**STATED PROBLEM:** Express every line of the entries below as a JSON list of strings, one string per line, with blank lines left out.
☆ ☆ ☆
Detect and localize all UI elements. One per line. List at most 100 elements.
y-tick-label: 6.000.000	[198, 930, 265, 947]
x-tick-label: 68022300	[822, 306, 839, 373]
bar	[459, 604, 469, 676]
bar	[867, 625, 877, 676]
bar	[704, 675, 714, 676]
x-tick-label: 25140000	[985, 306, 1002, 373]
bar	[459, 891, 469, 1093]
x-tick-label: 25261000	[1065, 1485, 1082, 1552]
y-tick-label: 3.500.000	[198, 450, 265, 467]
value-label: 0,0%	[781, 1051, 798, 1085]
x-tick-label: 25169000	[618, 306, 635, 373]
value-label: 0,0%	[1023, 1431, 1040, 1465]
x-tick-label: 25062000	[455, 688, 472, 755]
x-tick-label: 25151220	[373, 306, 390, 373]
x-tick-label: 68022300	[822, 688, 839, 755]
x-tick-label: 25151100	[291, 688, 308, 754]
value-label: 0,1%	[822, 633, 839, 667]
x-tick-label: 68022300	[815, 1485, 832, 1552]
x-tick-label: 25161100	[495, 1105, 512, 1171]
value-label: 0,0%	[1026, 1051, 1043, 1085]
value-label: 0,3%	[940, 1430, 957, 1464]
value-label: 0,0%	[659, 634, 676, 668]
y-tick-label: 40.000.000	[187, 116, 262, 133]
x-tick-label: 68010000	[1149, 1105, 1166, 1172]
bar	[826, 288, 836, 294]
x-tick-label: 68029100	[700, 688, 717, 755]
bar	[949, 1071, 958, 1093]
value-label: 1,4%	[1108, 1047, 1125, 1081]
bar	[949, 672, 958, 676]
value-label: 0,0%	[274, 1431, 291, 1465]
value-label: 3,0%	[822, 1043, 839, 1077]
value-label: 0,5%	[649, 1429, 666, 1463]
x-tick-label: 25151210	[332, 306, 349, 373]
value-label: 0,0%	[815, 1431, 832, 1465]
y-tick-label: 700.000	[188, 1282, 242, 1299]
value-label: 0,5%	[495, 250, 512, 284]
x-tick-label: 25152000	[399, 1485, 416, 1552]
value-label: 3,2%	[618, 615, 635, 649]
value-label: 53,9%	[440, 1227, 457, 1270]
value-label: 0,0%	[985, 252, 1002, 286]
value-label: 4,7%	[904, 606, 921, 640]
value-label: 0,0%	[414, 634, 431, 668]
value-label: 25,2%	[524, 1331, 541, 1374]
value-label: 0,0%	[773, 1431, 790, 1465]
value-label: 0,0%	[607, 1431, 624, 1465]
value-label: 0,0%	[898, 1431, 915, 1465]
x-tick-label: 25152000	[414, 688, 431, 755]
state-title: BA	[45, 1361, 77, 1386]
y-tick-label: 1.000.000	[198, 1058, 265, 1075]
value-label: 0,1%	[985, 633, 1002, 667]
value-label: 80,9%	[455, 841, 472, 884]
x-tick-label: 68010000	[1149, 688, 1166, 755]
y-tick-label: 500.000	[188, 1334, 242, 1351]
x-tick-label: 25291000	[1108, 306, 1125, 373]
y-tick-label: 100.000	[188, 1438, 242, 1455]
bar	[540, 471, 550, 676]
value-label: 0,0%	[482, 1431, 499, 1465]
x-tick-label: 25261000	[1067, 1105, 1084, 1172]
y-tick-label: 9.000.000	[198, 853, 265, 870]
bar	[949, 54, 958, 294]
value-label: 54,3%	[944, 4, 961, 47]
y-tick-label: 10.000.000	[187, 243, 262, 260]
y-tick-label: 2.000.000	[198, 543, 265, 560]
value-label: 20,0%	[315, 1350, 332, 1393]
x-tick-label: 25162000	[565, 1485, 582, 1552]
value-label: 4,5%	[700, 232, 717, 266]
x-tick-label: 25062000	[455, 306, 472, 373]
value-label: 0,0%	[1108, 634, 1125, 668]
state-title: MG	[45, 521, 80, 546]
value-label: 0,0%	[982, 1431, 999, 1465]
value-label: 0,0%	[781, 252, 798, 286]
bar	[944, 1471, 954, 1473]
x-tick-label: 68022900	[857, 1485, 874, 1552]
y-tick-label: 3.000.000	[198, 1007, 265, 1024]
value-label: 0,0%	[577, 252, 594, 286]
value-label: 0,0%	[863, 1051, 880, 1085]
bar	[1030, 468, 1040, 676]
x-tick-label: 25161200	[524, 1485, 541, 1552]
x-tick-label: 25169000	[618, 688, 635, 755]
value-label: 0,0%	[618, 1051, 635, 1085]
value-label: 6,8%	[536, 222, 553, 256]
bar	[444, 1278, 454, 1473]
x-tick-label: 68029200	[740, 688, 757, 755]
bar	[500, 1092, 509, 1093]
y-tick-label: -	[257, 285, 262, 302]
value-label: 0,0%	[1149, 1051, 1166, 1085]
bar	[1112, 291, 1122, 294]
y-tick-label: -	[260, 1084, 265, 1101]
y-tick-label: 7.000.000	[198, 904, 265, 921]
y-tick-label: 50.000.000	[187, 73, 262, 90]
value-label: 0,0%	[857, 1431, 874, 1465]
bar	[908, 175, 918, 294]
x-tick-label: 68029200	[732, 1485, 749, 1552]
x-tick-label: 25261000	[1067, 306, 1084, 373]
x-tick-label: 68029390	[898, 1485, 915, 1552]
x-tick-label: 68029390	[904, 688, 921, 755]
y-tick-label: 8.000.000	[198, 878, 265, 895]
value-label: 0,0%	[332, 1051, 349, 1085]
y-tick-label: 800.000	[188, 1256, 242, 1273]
☆ ☆ ☆
**RESULT:**
[
  "Detect and localize all UI elements. One per line. List at most 100 elements.",
  "y-tick-label: 6.000.000\t[198, 930, 265, 947]",
  "x-tick-label: 68022300\t[822, 306, 839, 373]",
  "bar\t[459, 604, 469, 676]",
  "bar\t[867, 625, 877, 676]",
  "bar\t[704, 675, 714, 676]",
  "x-tick-label: 25140000\t[985, 306, 1002, 373]",
  "bar\t[459, 891, 469, 1093]",
  "x-tick-label: 25261000\t[1065, 1485, 1082, 1552]",
  "y-tick-label: 3.500.000\t[198, 450, 265, 467]",
  "value-label: 0,0%\t[781, 1051, 798, 1085]",
  "x-tick-label: 25169000\t[618, 306, 635, 373]",
  "value-label: 0,0%\t[1023, 1431, 1040, 1465]",
  "x-tick-label: 25062000\t[455, 688, 472, 755]",
  "x-tick-label: 25151220\t[373, 306, 390, 373]",
  "x-tick-label: 68022300\t[822, 688, 839, 755]",
  "x-tick-label: 25151100\t[291, 688, 308, 754]",
  "value-label: 0,1%\t[822, 633, 839, 667]",
  "x-tick-label: 68022300\t[815, 1485, 832, 1552]",
  "x-tick-label: 25161100\t[495, 1105, 512, 1171]",
  "value-label: 0,0%\t[1026, 1051, 1043, 1085]",
  "value-label: 0,3%\t[940, 1430, 957, 1464]",
  "value-label: 0,0%\t[659, 634, 676, 668]",
  "y-tick-label: 40.000.000\t[187, 116, 262, 133]",
  "x-tick-label: 68010000\t[1149, 1105, 1166, 1172]",
  "bar\t[826, 288, 836, 294]",
  "x-tick-label: 68029100\t[700, 688, 717, 755]",
  "bar\t[949, 1071, 958, 1093]",
  "value-label: 1,4%\t[1108, 1047, 1125, 1081]",
  "bar\t[949, 672, 958, 676]",
  "value-label: 0,0%\t[274, 1431, 291, 1465]",
  "value-label: 3,0%\t[822, 1043, 839, 1077]",
  "value-label: 0,5%\t[649, 1429, 666, 1463]",
  "x-tick-label: 25151210\t[332, 306, 349, 373]",
  "value-label: 0,0%\t[815, 1431, 832, 1465]",
  "y-tick-label: 700.000\t[188, 1282, 242, 1299]",
  "value-label: 0,5%\t[495, 250, 512, 284]",
  "x-tick-label: 25152000\t[399, 1485, 416, 1552]",
  "value-label: 3,2%\t[618, 615, 635, 649]",
  "value-label: 53,9%\t[440, 1227, 457, 1270]",
  "value-label: 0,0%\t[985, 252, 1002, 286]",
  "value-label: 4,7%\t[904, 606, 921, 640]",
  "value-label: 0,0%\t[414, 634, 431, 668]",
  "value-label: 25,2%\t[524, 1331, 541, 1374]",
  "value-label: 0,0%\t[773, 1431, 790, 1465]",
  "value-label: 0,0%\t[607, 1431, 624, 1465]",
  "value-label: 0,0%\t[898, 1431, 915, 1465]",
  "x-tick-label: 25152000\t[414, 688, 431, 755]",
  "state-title: BA\t[45, 1361, 77, 1386]",
  "y-tick-label: 1.000.000\t[198, 1058, 265, 1075]",
  "value-label: 0,1%\t[985, 633, 1002, 667]",
  "value-label: 80,9%\t[455, 841, 472, 884]",
  "x-tick-label: 68010000\t[1149, 688, 1166, 755]",
  "y-tick-label: 500.000\t[188, 1334, 242, 1351]",
  "x-tick-label: 25291000\t[1108, 306, 1125, 373]",
  "y-tick-label: 100.000\t[188, 1438, 242, 1455]",
  "bar\t[540, 471, 550, 676]",
  "value-label: 0,0%\t[482, 1431, 499, 1465]",
  "x-tick-label: 25261000\t[1067, 1105, 1084, 1172]",
  "y-tick-label: 9.000.000\t[198, 853, 265, 870]",
  "bar\t[949, 54, 958, 294]",
  "value-label: 54,3%\t[944, 4, 961, 47]",
  "y-tick-label: 10.000.000\t[187, 243, 262, 260]",
  "y-tick-label: 2.000.000\t[198, 543, 265, 560]",
  "value-label: 20,0%\t[315, 1350, 332, 1393]",
  "x-tick-label: 25162000\t[565, 1485, 582, 1552]",
  "value-label: 4,5%\t[700, 232, 717, 266]",
  "x-tick-label: 25062000\t[455, 306, 472, 373]",
  "value-label: 0,0%\t[1108, 634, 1125, 668]",
  "state-title: MG\t[45, 521, 80, 546]",
  "value-label: 0,0%\t[982, 1431, 999, 1465]",
  "value-label: 0,0%\t[781, 252, 798, 286]",
  "bar\t[944, 1471, 954, 1473]",
  "x-tick-label: 68022900\t[857, 1485, 874, 1552]",
  "y-tick-label: 3.000.000\t[198, 1007, 265, 1024]",
  "value-label: 0,0%\t[577, 252, 594, 286]",
  "value-label: 0,0%\t[863, 1051, 880, 1085]",
  "bar\t[1030, 468, 1040, 676]",
  "x-tick-label: 25161200\t[524, 1485, 541, 1552]",
  "x-tick-label: 25169000\t[618, 688, 635, 755]",
  "value-label: 0,0%\t[618, 1051, 635, 1085]",
  "value-label: 6,8%\t[536, 222, 553, 256]",
  "bar\t[444, 1278, 454, 1473]",
  "x-tick-label: 68029200\t[740, 688, 757, 755]",
  "bar\t[500, 1092, 509, 1093]",
  "y-tick-label: -\t[257, 285, 262, 302]",
  "value-label: 0,0%\t[1149, 1051, 1166, 1085]",
  "bar\t[1112, 291, 1122, 294]",
  "y-tick-label: -\t[260, 1084, 265, 1101]",
  "y-tick-label: 7.000.000\t[198, 904, 265, 921]",
  "y-tick-label: 50.000.000\t[187, 73, 262, 90]",
  "value-label: 0,0%\t[857, 1431, 874, 1465]",
  "bar\t[908, 175, 918, 294]",
  "x-tick-label: 68029200\t[732, 1485, 749, 1552]",
  "x-tick-label: 25261000\t[1067, 306, 1084, 373]",
  "x-tick-label: 68029390\t[898, 1485, 915, 1552]",
  "x-tick-label: 68029390\t[904, 688, 921, 755]",
  "y-tick-label: 8.000.000\t[198, 878, 265, 895]",
  "value-label: 0,0%\t[332, 1051, 349, 1085]",
  "y-tick-label: 800.000\t[188, 1256, 242, 1273]"
]